> _Stated task_
Give the data below again, word for word.

> _Data provided_
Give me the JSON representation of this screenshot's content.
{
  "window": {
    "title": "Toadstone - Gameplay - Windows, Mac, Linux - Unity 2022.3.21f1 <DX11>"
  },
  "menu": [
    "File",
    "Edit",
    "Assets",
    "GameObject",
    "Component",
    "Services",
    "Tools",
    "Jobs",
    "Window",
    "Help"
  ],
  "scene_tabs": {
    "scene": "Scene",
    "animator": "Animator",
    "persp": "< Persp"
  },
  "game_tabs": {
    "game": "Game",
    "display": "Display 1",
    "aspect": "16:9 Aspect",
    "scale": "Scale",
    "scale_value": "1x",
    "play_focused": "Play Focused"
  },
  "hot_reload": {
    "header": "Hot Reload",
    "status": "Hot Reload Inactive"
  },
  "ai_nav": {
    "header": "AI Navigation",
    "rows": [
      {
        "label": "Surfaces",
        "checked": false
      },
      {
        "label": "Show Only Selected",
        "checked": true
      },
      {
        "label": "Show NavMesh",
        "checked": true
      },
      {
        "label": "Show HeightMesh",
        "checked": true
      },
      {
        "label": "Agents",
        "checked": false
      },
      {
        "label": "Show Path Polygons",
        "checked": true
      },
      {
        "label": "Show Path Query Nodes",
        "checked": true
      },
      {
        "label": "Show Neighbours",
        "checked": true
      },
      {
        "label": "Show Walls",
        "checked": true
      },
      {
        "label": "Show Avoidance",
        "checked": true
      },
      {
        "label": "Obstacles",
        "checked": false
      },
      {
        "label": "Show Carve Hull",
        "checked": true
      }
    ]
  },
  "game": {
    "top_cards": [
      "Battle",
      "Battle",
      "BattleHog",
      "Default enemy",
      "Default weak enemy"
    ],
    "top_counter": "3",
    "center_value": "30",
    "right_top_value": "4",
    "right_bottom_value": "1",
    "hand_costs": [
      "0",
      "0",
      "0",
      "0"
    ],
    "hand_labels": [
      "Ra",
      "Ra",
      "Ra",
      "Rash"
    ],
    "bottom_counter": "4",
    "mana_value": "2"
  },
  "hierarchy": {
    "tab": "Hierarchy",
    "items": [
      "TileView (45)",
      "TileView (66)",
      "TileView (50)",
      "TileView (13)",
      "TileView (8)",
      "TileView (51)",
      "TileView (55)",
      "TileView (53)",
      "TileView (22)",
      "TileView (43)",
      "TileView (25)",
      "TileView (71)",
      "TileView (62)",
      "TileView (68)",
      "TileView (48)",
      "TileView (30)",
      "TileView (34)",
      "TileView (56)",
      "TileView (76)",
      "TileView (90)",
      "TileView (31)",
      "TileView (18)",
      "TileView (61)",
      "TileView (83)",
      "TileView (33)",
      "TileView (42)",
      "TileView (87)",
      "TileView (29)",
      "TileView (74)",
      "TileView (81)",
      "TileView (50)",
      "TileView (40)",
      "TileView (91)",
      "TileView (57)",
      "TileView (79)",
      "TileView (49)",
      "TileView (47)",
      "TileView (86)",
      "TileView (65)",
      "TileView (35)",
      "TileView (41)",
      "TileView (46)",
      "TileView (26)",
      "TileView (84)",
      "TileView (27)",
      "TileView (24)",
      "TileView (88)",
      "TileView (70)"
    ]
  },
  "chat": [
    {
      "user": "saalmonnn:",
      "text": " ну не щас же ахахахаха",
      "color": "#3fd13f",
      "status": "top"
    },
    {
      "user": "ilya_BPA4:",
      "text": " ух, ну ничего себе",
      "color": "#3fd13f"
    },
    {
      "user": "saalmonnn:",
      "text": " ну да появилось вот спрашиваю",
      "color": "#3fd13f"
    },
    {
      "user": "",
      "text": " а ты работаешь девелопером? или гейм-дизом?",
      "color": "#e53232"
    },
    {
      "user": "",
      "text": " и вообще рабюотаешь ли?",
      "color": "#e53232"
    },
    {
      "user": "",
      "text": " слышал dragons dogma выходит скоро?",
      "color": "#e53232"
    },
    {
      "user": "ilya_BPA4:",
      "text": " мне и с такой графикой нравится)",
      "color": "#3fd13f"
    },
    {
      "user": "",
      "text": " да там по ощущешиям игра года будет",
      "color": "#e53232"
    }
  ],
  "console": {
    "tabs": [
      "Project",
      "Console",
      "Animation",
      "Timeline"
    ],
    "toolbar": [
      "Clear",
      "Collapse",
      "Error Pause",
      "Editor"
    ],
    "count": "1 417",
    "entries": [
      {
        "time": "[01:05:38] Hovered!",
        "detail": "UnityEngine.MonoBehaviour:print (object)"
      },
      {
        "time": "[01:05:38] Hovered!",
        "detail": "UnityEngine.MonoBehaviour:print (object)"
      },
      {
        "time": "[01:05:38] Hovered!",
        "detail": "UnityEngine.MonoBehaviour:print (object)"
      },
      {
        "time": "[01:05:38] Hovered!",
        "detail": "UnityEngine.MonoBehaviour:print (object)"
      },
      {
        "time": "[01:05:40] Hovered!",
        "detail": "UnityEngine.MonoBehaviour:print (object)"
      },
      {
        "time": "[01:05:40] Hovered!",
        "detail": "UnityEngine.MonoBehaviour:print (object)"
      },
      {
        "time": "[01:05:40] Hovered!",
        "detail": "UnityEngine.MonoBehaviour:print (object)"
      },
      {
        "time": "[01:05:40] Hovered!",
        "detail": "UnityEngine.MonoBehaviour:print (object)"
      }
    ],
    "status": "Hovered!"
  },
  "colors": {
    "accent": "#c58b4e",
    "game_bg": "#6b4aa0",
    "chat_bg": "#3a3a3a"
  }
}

> _Answer to this exercise_
Give me the JSON representation of this screenshot's content.
{
  "window": {
    "title": "Toadstone - Gameplay - Windows, Mac, Linux - Unity 2022.3.21f1 <DX11>"
  },
  "menu": [
    "File",
    "Edit",
    "Assets",
    "GameObject",
    "Component",
    "Services",
    "Tools",
    "Jobs",
    "Window",
    "Help"
  ],
  "scene_tabs": {
    "scene": "Scene",
    "animator": "Animator",
    "persp": "< Persp"
  },
  "game_tabs": {
    "game": "Game",
    "display": "Display 1",
    "aspect": "16:9 Aspect",
    "scale": "Scale",
    "scale_value": "1x",
    "play_focused": "Play Focused"
  },
  "hot_reload": {
    "header": "Hot Reload",
    "status": "Hot Reload Inactive"
  },
  "ai_nav": {
    "header": "AI Navigation",
    "rows": [
      {
        "label": "Surfaces",
        "checked": false
      },
      {
        "label": "Show Only Selected",
        "checked": true
      },
      {
        "label": "Show NavMesh",
        "checked": true
      },
      {
        "label": "Show HeightMesh",
        "checked": true
      },
      {
        "label": "Agents",
        "checked": false
      },
      {
        "label": "Show Path Polygons",
        "checked": true
      },
      {
        "label": "Show Path Query Nodes",
        "checked": true
      },
      {
        "label": "Show Neighbours",
        "checked": true
      },
      {
        "label": "Show Walls",
        "checked": true
      },
      {
        "label": "Show Avoidance",
        "checked": true
      },
      {
        "label": "Obstacles",
        "checked": false
      },
      {
        "label": "Show Carve Hull",
        "checked": true
      }
    ]
  },
  "game": {
    "top_cards": [
      "Battle",
      "Battle",
      "BattleHog",
      "Default enemy",
      "Default weak enemy"
    ],
    "top_counter": "3",
    "center_value": "30",
    "right_top_value": "4",
    "right_bottom_value": "1",
    "hand_costs": [
      "0",
      "0",
      "0",
      "0"
    ],
    "hand_labels": [
      "Ra",
      "Ra",
      "Ra",
      "Rash"
    ],
    "bottom_counter": "4",
    "mana_value": "2"
  },
  "hierarchy": {
    "tab": "Hierarchy",
    "items": [
      "TileView (45)",
      "TileView (66)",
      "TileView (50)",
      "TileView (13)",
      "TileView (8)",
      "TileView (51)",
      "TileView (55)",
      "TileView (53)",
      "TileView (22)",
      "TileView (43)",
      "TileView (25)",
      "TileView (71)",
      "TileView (62)",
      "TileView (68)",
      "TileView (48)",
      "TileView (30)",
      "TileView (34)",
      "TileView (56)",
      "TileView (76)",
      "TileView (90)",
      "TileView (31)",
      "TileView (18)",
      "TileView (61)",
      "TileView (83)",
      "TileView (33)",
      "TileView (42)",
      "TileView (87)",
      "TileView (29)",
      "TileView (74)",
      "TileView (81)",
      "TileView (50)",
      "TileView (40)",
      "TileView (91)",
      "TileView (57)",
      "TileView (79)",
      "TileView (49)",
      "TileView (47)",
      "TileView (86)",
      "TileView (65)",
      "TileView (35)",
      "TileView (41)",
      "TileView (46)",
      "TileView (26)",
      "TileView (84)",
      "TileView (27)",
      "TileView (24)",
      "TileView (88)",
      "TileView (70)"
    ]
  },
  "chat": [
    {
      "user": "saalmonnn:",
      "text": " ну не щас же ахахахаха",
      "color": "#3fd13f",
      "status": "top"
    },
    {
      "user": "ilya_BPA4:",
      "text": " ух, ну ничего себе",
      "color": "#3fd13f"
    },
    {
      "user": "saalmonnn:",
      "text": " ну да появилось вот спрашиваю",
      "color": "#3fd13f"
    },
    {
      "user": "",
      "text": " а ты работаешь девелопером? или гейм-дизом?",
      "color": "#e53232"
    },
    {
      "user": "",
      "text": " и вообще рабюотаешь ли?",
      "color": "#e53232"
    },
    {
      "user": "",
      "text": " слышал dragons dogma выходит скоро?",
      "color": "#e53232"
    },
    {
      "user": "ilya_BPA4:",
      "text": " мне и с такой графикой нравится)",
      "color": "#3fd13f"
    },
    {
      "user": "",
      "text": " да там по ощущешиям игра года будет",
      "color": "#e53232"
    }
  ],
  "console": {
    "tabs": [
      "Project",
      "Console",
      "Animation",
      "Timeline"
    ],
    "toolbar": [
      "Clear",
      "Collapse",
      "Error Pause",
      "Editor"
    ],
    "count": "1 417",
    "entries": [
      {
        "time": "[01:05:38] Hovered!",
        "detail": "UnityEngine.MonoBehaviour:print (object)"
      },
      {
        "time": "[01:05:38] Hovered!",
        "detail": "UnityEngine.MonoBehaviour:print (object)"
      },
      {
        "time": "[01:05:38] Hovered!",
        "detail": "UnityEngine.MonoBehaviour:print (object)"
      },
      {
        "time": "[01:05:38] Hovered!",
        "detail": "UnityEngine.MonoBehaviour:print (object)"
      },
      {
        "time": "[01:05:40] Hovered!",
        "detail": "UnityEngine.MonoBehaviour:print (object)"
      },
      {
        "time": "[01:05:40] Hovered!",
        "detail": "UnityEngine.MonoBehaviour:print (object)"
      },
      {
        "time": "[01:05:40] Hovered!",
        "detail": "UnityEngine.MonoBehaviour:print (object)"
      },
      {
        "time": "[01:05:40] Hovered!",
        "detail": "UnityEngine.MonoBehaviour:print (object)"
      }
    ],
    "status": "Hovered!"
  },
  "colors": {
    "accent": "#c58b4e",
    "game_bg": "#6b4aa0",
    "chat_bg": "#3a3a3a"
  }
}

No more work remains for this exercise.